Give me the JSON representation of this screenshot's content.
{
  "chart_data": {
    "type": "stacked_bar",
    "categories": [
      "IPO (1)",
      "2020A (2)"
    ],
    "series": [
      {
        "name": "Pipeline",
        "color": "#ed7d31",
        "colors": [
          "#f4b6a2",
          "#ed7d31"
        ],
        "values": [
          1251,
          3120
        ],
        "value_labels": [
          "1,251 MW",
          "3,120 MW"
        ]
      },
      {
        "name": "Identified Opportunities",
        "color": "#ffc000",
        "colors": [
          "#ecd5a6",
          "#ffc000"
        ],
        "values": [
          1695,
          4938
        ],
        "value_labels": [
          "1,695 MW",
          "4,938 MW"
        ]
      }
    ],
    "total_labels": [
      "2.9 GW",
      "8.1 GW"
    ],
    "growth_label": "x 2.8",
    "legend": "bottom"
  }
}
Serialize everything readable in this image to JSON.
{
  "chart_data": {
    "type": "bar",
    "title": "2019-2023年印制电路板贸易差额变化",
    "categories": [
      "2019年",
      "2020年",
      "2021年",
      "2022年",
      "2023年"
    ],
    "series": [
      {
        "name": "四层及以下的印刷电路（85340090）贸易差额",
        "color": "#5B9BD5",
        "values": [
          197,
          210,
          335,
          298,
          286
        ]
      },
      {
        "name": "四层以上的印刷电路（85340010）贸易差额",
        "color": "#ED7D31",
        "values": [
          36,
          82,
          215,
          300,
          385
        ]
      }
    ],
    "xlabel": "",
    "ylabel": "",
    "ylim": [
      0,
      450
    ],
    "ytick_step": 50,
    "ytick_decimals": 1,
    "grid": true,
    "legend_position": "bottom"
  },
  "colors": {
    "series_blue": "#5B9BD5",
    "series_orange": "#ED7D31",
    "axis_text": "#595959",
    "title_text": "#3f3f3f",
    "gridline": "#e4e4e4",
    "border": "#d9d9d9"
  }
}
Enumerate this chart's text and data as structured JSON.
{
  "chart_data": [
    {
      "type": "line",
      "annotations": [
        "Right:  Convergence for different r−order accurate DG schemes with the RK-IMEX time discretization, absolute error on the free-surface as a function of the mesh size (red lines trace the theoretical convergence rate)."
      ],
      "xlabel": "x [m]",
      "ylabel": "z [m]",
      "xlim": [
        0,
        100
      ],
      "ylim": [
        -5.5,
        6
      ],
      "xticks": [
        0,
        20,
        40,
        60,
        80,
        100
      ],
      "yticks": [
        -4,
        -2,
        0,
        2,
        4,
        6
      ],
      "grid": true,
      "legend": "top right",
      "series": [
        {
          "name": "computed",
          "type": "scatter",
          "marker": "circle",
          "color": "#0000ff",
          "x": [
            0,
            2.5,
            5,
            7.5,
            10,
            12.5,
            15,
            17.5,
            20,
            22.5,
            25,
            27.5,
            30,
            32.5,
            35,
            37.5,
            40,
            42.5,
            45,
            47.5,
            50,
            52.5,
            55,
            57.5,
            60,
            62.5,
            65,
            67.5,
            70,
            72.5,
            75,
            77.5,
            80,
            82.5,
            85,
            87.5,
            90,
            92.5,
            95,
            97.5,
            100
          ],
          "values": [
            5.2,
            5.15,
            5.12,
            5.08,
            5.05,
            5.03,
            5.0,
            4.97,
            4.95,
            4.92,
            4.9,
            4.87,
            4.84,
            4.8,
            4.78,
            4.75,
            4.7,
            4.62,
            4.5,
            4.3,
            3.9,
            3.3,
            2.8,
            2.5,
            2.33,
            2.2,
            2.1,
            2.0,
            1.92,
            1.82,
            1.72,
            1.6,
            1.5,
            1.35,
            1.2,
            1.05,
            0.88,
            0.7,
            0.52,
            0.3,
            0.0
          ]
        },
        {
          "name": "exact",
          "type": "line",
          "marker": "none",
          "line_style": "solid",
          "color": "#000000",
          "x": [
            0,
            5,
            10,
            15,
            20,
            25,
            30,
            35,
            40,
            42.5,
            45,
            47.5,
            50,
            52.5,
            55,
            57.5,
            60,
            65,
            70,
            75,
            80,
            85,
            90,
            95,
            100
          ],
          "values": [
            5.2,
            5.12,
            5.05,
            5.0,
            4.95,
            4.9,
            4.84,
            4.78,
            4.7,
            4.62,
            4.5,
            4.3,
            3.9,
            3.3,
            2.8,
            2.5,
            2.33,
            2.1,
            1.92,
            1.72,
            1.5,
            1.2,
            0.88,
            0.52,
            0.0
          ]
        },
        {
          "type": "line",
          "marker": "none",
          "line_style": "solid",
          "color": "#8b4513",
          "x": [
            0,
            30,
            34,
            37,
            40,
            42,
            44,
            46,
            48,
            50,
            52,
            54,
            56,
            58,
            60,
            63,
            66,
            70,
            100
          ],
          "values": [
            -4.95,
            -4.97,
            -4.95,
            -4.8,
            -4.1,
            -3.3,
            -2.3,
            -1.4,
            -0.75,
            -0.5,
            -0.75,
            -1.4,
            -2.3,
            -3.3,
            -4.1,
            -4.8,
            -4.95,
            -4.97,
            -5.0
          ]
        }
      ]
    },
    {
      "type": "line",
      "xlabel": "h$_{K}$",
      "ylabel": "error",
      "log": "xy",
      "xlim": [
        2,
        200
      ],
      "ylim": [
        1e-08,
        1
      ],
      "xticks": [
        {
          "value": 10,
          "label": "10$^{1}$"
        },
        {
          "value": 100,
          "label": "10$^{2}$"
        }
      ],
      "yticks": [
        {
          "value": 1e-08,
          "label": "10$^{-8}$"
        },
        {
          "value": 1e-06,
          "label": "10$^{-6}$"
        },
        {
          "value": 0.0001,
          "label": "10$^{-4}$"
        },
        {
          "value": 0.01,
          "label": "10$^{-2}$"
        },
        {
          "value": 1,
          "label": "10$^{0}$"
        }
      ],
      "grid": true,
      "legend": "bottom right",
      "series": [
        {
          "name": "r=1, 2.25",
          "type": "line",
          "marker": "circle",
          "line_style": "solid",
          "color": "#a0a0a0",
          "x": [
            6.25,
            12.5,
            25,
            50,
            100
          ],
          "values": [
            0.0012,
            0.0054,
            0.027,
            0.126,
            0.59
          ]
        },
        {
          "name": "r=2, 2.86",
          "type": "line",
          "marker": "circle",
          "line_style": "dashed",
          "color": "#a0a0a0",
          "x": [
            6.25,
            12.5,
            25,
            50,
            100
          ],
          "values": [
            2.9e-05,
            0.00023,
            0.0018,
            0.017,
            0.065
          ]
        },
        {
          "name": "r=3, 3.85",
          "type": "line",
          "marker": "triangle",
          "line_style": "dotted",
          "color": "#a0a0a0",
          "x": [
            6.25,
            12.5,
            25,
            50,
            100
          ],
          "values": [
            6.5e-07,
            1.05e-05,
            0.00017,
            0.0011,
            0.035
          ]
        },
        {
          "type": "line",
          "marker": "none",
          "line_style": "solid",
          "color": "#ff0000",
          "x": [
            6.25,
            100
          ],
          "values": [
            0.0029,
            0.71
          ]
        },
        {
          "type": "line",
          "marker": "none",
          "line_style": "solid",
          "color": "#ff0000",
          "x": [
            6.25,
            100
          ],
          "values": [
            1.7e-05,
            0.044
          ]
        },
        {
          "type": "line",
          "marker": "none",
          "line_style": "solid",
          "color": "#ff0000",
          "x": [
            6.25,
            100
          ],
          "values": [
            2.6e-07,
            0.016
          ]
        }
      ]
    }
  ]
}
:::
* **WHAT YOU SHOULD DO**
Copy every line in the entries above that has the string "JSON" in it.

* **EXERCISE SOLUTION**
Give me the JSON representation of this screenshot's content.
Serialize everything readable in this image to JSON.
Enumerate this chart's text and data as structured JSON.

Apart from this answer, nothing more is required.